[start INFORMATION SHOWN]
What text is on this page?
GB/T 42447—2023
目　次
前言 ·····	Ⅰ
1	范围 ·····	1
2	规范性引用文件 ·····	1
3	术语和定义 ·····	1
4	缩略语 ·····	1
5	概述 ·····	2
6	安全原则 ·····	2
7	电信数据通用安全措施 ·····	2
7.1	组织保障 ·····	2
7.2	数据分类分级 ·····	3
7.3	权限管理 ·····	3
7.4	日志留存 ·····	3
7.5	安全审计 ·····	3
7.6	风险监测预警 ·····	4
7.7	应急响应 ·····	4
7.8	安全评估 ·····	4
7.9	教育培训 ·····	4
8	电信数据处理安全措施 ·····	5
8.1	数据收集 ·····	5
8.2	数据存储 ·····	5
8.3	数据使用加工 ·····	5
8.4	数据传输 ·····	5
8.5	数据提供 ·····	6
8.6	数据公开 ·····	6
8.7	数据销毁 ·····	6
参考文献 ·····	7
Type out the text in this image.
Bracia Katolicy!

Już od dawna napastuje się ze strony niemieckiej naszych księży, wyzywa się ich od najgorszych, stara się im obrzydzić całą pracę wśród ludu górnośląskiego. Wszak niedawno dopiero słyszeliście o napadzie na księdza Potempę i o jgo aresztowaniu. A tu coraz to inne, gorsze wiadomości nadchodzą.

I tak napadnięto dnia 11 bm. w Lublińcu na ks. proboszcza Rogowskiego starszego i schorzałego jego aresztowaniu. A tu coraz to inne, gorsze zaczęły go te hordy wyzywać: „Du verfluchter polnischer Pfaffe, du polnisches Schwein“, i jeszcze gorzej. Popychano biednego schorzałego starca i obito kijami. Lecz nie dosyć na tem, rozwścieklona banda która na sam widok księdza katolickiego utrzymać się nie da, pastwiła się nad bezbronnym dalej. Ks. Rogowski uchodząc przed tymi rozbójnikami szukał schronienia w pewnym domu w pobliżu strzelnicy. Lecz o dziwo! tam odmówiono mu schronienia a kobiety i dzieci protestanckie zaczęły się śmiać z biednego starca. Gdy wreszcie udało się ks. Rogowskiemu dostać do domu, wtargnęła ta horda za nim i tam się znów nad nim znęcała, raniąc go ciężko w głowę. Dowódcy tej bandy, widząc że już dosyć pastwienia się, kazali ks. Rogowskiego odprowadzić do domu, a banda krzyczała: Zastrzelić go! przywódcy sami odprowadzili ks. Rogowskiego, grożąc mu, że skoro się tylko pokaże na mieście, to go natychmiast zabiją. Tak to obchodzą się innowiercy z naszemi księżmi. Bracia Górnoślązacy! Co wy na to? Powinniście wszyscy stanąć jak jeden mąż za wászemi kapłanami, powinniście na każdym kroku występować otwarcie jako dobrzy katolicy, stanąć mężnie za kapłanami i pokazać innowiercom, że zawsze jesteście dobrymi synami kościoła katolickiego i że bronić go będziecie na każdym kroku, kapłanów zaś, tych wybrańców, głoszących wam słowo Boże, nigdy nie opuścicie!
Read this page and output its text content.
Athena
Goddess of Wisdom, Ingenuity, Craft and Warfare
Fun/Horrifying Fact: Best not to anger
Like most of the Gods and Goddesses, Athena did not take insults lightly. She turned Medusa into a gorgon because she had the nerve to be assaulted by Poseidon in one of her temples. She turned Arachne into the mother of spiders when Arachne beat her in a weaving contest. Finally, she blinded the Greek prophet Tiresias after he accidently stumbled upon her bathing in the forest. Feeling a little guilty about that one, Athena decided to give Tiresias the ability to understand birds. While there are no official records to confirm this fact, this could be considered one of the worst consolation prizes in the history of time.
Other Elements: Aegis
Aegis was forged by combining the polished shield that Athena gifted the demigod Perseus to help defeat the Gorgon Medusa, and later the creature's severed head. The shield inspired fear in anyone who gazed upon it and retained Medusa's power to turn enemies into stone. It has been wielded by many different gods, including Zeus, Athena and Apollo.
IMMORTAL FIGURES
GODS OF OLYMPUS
[end INFORMATION SHOWN]
TASK OBJECTIVE – Beginning with the line that contains "Read this page and output its text content.", repeat every line through the end of the records and nothing more.

COMPLETE ANSWER –
Read this page and output its text content.
Athena
Goddess of Wisdom, Ingenuity, Craft and Warfare
Fun/Horrifying Fact: Best not to anger
Like most of the Gods and Goddesses, Athena did not take insults lightly. She turned Medusa into a gorgon because she had the nerve to be assaulted by Poseidon in one of her temples. She turned Arachne into the mother of spiders when Arachne beat her in a weaving contest. Finally, she blinded the Greek prophet Tiresias after he accidently stumbled upon her bathing in the forest. Feeling a little guilty about that one, Athena decided to give Tiresias the ability to understand birds. While there are no official records to confirm this fact, this could be considered one of the worst consolation prizes in the history of time.
Other Elements: Aegis
Aegis was forged by combining the polished shield that Athena gifted the demigod Perseus to help defeat the Gorgon Medusa, and later the creature's severed head. The shield inspired fear in anyone who gazed upon it and retained Medusa's power to turn enemies into stone. It has been wielded by many different gods, including Zeus, Athena and Apollo.
IMMORTAL FIGURES
GODS OF OLYMPUS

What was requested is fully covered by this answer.